▶ Instructions for the task
Return each entry exactly, omitting nothing.
···
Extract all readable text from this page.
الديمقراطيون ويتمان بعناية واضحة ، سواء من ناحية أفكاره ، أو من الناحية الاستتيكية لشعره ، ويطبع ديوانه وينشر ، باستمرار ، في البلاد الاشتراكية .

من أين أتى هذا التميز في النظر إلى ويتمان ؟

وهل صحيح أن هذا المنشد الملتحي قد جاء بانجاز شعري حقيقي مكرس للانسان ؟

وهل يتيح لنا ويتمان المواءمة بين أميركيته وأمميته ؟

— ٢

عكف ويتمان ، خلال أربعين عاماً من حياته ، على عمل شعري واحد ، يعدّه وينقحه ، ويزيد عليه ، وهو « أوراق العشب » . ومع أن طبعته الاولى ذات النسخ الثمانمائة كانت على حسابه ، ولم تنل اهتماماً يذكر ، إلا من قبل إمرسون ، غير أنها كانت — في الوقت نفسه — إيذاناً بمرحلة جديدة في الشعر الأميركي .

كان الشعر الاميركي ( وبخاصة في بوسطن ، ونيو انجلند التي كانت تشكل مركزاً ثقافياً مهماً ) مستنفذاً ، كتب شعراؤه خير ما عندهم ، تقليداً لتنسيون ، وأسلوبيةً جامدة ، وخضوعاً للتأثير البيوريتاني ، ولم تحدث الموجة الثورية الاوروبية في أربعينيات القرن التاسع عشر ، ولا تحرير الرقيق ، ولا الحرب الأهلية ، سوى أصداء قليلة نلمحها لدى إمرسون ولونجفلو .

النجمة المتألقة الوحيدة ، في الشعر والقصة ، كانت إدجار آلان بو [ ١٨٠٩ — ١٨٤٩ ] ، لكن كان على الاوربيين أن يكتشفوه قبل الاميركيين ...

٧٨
···
▶ Task answer
Extract all readable text from this page.
الديمقراطيون ويتمان بعناية واضحة ، سواء من ناحية أفكاره ، أو من الناحية الاستتيكية لشعره ، ويطبع ديوانه وينشر ، باستمرار ، في البلاد الاشتراكية .

من أين أتى هذا التميز في النظر إلى ويتمان ؟

وهل صحيح أن هذا المنشد الملتحي قد جاء بانجاز شعري حقيقي مكرس للانسان ؟

وهل يتيح لنا ويتمان المواءمة بين أميركيته وأمميته ؟

— ٢

عكف ويتمان ، خلال أربعين عاماً من حياته ، على عمل شعري واحد ، يعدّه وينقحه ، ويزيد عليه ، وهو « أوراق العشب » . ومع أن طبعته الاولى ذات النسخ الثمانمائة كانت على حسابه ، ولم تنل اهتماماً يذكر ، إلا من قبل إمرسون ، غير أنها كانت — في الوقت نفسه — إيذاناً بمرحلة جديدة في الشعر الأميركي .

كان الشعر الاميركي ( وبخاصة في بوسطن ، ونيو انجلند التي كانت تشكل مركزاً ثقافياً مهماً ) مستنفذاً ، كتب شعراؤه خير ما عندهم ، تقليداً لتنسيون ، وأسلوبيةً جامدة ، وخضوعاً للتأثير البيوريتاني ، ولم تحدث الموجة الثورية الاوروبية في أربعينيات القرن التاسع عشر ، ولا تحرير الرقيق ، ولا الحرب الأهلية ، سوى أصداء قليلة نلمحها لدى إمرسون ولونجفلو .

النجمة المتألقة الوحيدة ، في الشعر والقصة ، كانت إدجار آلان بو [ ١٨٠٩ — ١٨٤٩ ] ، لكن كان على الاوربيين أن يكتشفوه قبل الاميركيين ...

٧٨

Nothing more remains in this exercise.